§ **Goal**
Repeat the material exactly as it appears.

Collected data:
- - - - - - -
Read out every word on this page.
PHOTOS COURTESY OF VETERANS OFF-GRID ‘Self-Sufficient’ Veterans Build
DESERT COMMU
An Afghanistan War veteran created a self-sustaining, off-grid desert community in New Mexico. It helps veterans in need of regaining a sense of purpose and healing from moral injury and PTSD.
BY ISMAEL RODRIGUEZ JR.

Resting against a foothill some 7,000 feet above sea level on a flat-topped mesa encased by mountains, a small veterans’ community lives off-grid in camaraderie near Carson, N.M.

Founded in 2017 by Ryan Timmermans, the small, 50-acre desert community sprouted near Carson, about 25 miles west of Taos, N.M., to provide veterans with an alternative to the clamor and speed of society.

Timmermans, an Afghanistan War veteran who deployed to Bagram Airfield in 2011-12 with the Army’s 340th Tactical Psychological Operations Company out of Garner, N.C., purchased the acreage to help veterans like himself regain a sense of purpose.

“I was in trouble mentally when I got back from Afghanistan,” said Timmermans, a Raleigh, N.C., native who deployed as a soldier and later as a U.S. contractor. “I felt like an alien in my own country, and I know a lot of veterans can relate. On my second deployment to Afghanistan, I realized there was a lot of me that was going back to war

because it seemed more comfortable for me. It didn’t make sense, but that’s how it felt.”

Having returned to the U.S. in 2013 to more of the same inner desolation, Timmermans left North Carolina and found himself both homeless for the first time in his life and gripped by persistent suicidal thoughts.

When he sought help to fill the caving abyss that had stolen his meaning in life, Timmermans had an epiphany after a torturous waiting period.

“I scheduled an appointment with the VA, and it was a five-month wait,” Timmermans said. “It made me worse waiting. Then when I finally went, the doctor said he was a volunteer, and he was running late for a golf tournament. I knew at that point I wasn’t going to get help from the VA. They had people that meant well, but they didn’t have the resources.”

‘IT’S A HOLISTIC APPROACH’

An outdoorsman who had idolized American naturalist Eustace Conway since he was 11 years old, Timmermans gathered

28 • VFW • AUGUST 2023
- - - - - - -
§ **Written reply**
Read out every word on this page.
PHOTOS COURTESY OF VETERANS OFF-GRID ‘Self-Sufficient’ Veterans Build
DESERT COMMU
An Afghanistan War veteran created a self-sustaining, off-grid desert community in New Mexico. It helps veterans in need of regaining a sense of purpose and healing from moral injury and PTSD.
BY ISMAEL RODRIGUEZ JR.

Resting against a foothill some 7,000 feet above sea level on a flat-topped mesa encased by mountains, a small veterans’ community lives off-grid in camaraderie near Carson, N.M.

Founded in 2017 by Ryan Timmermans, the small, 50-acre desert community sprouted near Carson, about 25 miles west of Taos, N.M., to provide veterans with an alternative to the clamor and speed of society.

Timmermans, an Afghanistan War veteran who deployed to Bagram Airfield in 2011-12 with the Army’s 340th Tactical Psychological Operations Company out of Garner, N.C., purchased the acreage to help veterans like himself regain a sense of purpose.

“I was in trouble mentally when I got back from Afghanistan,” said Timmermans, a Raleigh, N.C., native who deployed as a soldier and later as a U.S. contractor. “I felt like an alien in my own country, and I know a lot of veterans can relate. On my second deployment to Afghanistan, I realized there was a lot of me that was going back to war

because it seemed more comfortable for me. It didn’t make sense, but that’s how it felt.”

Having returned to the U.S. in 2013 to more of the same inner desolation, Timmermans left North Carolina and found himself both homeless for the first time in his life and gripped by persistent suicidal thoughts.

When he sought help to fill the caving abyss that had stolen his meaning in life, Timmermans had an epiphany after a torturous waiting period.

“I scheduled an appointment with the VA, and it was a five-month wait,” Timmermans said. “It made me worse waiting. Then when I finally went, the doctor said he was a volunteer, and he was running late for a golf tournament. I knew at that point I wasn’t going to get help from the VA. They had people that meant well, but they didn’t have the resources.”

‘IT’S A HOLISTIC APPROACH’

An outdoorsman who had idolized American naturalist Eustace Conway since he was 11 years old, Timmermans gathered

28 • VFW • AUGUST 2023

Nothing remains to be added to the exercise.